Dataset listings of figures
▼
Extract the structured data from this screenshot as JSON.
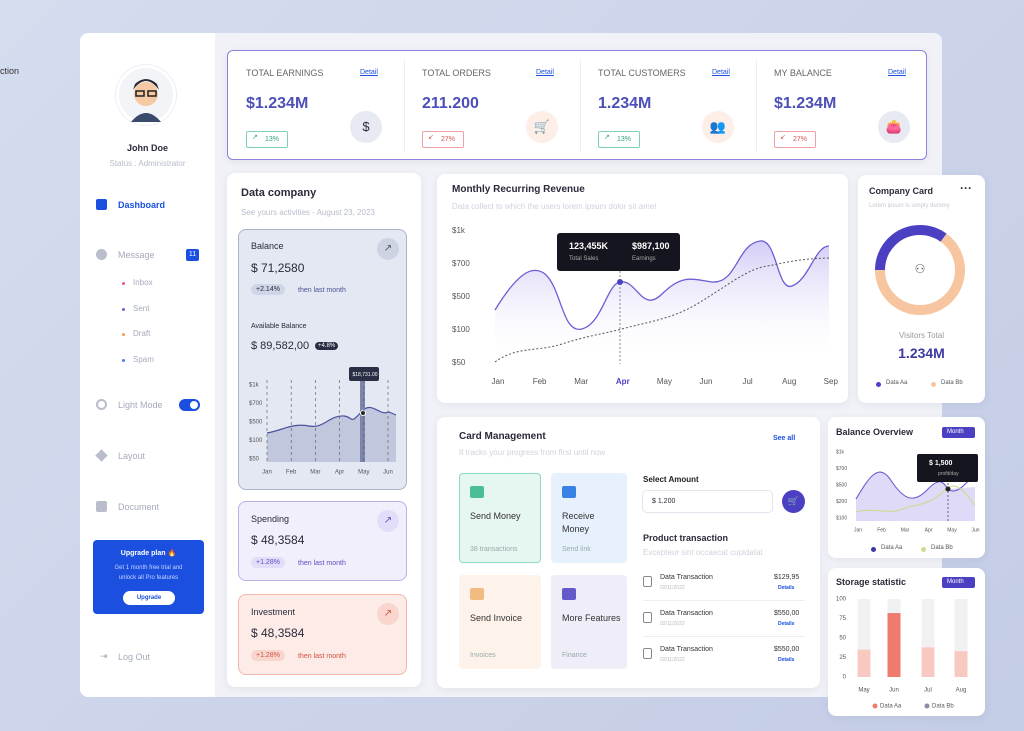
{
  "cut_text": "ction",
  "profile": {
    "name": "John Doe",
    "status": "Status : Administrator"
  },
  "nav": {
    "dashboard": "Dashboard",
    "message": "Message",
    "message_badge": "11",
    "sub": [
      "Inbox",
      "Sent",
      "Draft",
      "Spam"
    ],
    "light_mode": "Light Mode",
    "layout": "Layout",
    "document": "Document",
    "logout": "Log Out"
  },
  "upgrade": {
    "title": "Upgrade plan 🔥",
    "text": "Get 1 month free trial and unlock all Pro features",
    "button": "Upgrade"
  },
  "top_stats": [
    {
      "label": "TOTAL EARNINGS",
      "link": "Detail",
      "value": "$1.234M",
      "change": "13%"
    },
    {
      "label": "TOTAL ORDERS",
      "link": "Detail",
      "value": "211.200",
      "change": "27%"
    },
    {
      "label": "TOTAL CUSTOMERS",
      "link": "Detail",
      "value": "1.234M",
      "change": "13%"
    },
    {
      "label": "MY BALANCE",
      "link": "Detail",
      "value": "$1.234M",
      "change": "27%"
    }
  ],
  "data_company": {
    "title": "Data company",
    "subtitle": "See yours activities - August 23, 2023",
    "balance": {
      "label": "Balance",
      "value": "$ 71,2580",
      "change": "+2.14%",
      "note": "then last month",
      "available_label": "Available Balance",
      "available_value": "$ 89,582,00",
      "available_change": "+4.8%",
      "yticks": [
        "$1k",
        "$700",
        "$500",
        "$100",
        "$50"
      ],
      "months": [
        "Jan",
        "Feb",
        "Mar",
        "Apr",
        "May",
        "Jun"
      ],
      "tooltip": "$18,731.00"
    },
    "spending": {
      "label": "Spending",
      "value": "$ 48,3584",
      "change": "+1.28%",
      "note": "then last month"
    },
    "investment": {
      "label": "Investment",
      "value": "$ 48,3584",
      "change": "+1.28%",
      "note": "then last month"
    }
  },
  "mrr": {
    "title": "Monthly Recurring Revenue",
    "subtitle": "Data collect to which the users lorem ipsum dolor sit amet",
    "yticks": [
      "$1k",
      "$700",
      "$500",
      "$100",
      "$50"
    ],
    "months": [
      "Jan",
      "Feb",
      "Mar",
      "Apr",
      "May",
      "Jun",
      "Jul",
      "Aug",
      "Sep"
    ],
    "tooltip": {
      "sales": "123,455K",
      "sales_label": "Total Sales",
      "earnings": "$987,100",
      "earnings_label": "Earnings"
    }
  },
  "company_card": {
    "title": "Company Card",
    "subtitle": "Lorem ipsum is simply dummy",
    "visitors_label": "Visitors Total",
    "visitors": "1.234M",
    "legend": [
      "Data Aa",
      "Data Bb"
    ],
    "chart_data": {
      "type": "pie",
      "values": [
        35,
        65
      ],
      "colors": [
        "#4b3fc2",
        "#f7c59f"
      ]
    }
  },
  "card_management": {
    "title": "Card Management",
    "see_all": "See all",
    "subtitle": "It tracks your progress from first until now",
    "tiles": [
      {
        "title": "Send Money",
        "sub": "38 transactions"
      },
      {
        "title": "Receive Money",
        "sub": "Send link"
      },
      {
        "title": "Send Invoice",
        "sub": "Invoices"
      },
      {
        "title": "More Features",
        "sub": "Finance"
      }
    ],
    "select_label": "Select Amount",
    "amount": "$ 1.200",
    "product_title": "Product transaction",
    "product_sub": "Excepteur sint occaecat cupidatat",
    "transactions": [
      {
        "name": "Data Transaction",
        "date": "02/11/2022",
        "amount": "$129,95",
        "link": "Details"
      },
      {
        "name": "Data Transaction",
        "date": "02/11/2022",
        "amount": "$550,00",
        "link": "Details"
      },
      {
        "name": "Data Transaction",
        "date": "02/11/2022",
        "amount": "$550,00",
        "link": "Details"
      }
    ]
  },
  "balance_overview": {
    "title": "Balance Overview",
    "period": "Month",
    "yticks": [
      "$1k",
      "$700",
      "$500",
      "$200",
      "$100"
    ],
    "months": [
      "Jan",
      "Feb",
      "Mar",
      "Apr",
      "May",
      "Jun"
    ],
    "tooltip": "$ 1,500",
    "tooltip_sub": "profit/day",
    "legend": [
      "Data Aa",
      "Data Bb"
    ]
  },
  "storage": {
    "title": "Storage statistic",
    "period": "Month",
    "chart_data": {
      "type": "bar",
      "categories": [
        "May",
        "Jun",
        "Jul",
        "Aug"
      ],
      "ylim": [
        0,
        100
      ],
      "yticks": [
        0,
        25,
        50,
        75,
        100
      ],
      "series": [
        {
          "name": "Data Aa",
          "color": "#ef7b6e",
          "values": [
            35,
            82,
            38,
            33
          ]
        },
        {
          "name": "Data Bb",
          "color": "#f1f1f4",
          "values": [
            100,
            100,
            100,
            100
          ]
        }
      ]
    }
  }
}
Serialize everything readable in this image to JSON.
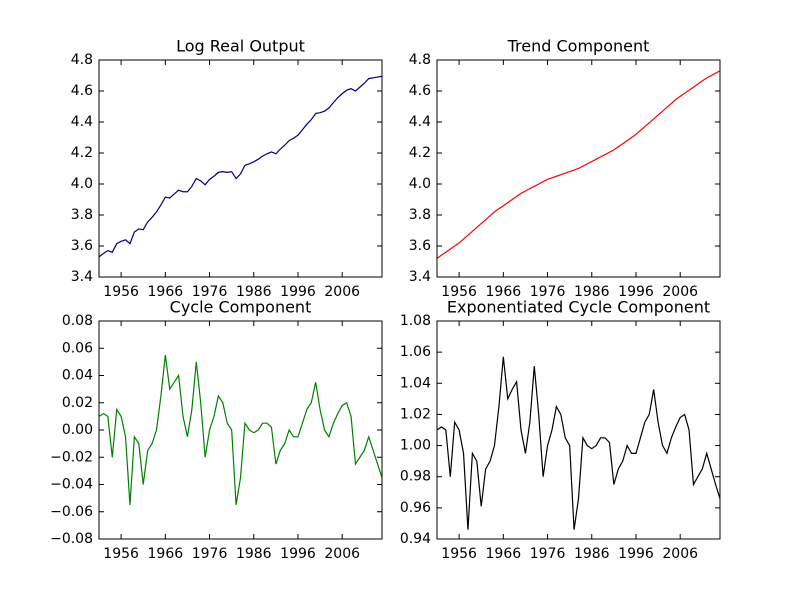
▲
Directive
Examine the records and pull out every line where the string "ipsum" occurs.

Solution for this problem
    "subtitle": "Data collect to which the users lorem ipsum dolor sit amet",
    "subtitle": "Lorem ipsum is simply dummy",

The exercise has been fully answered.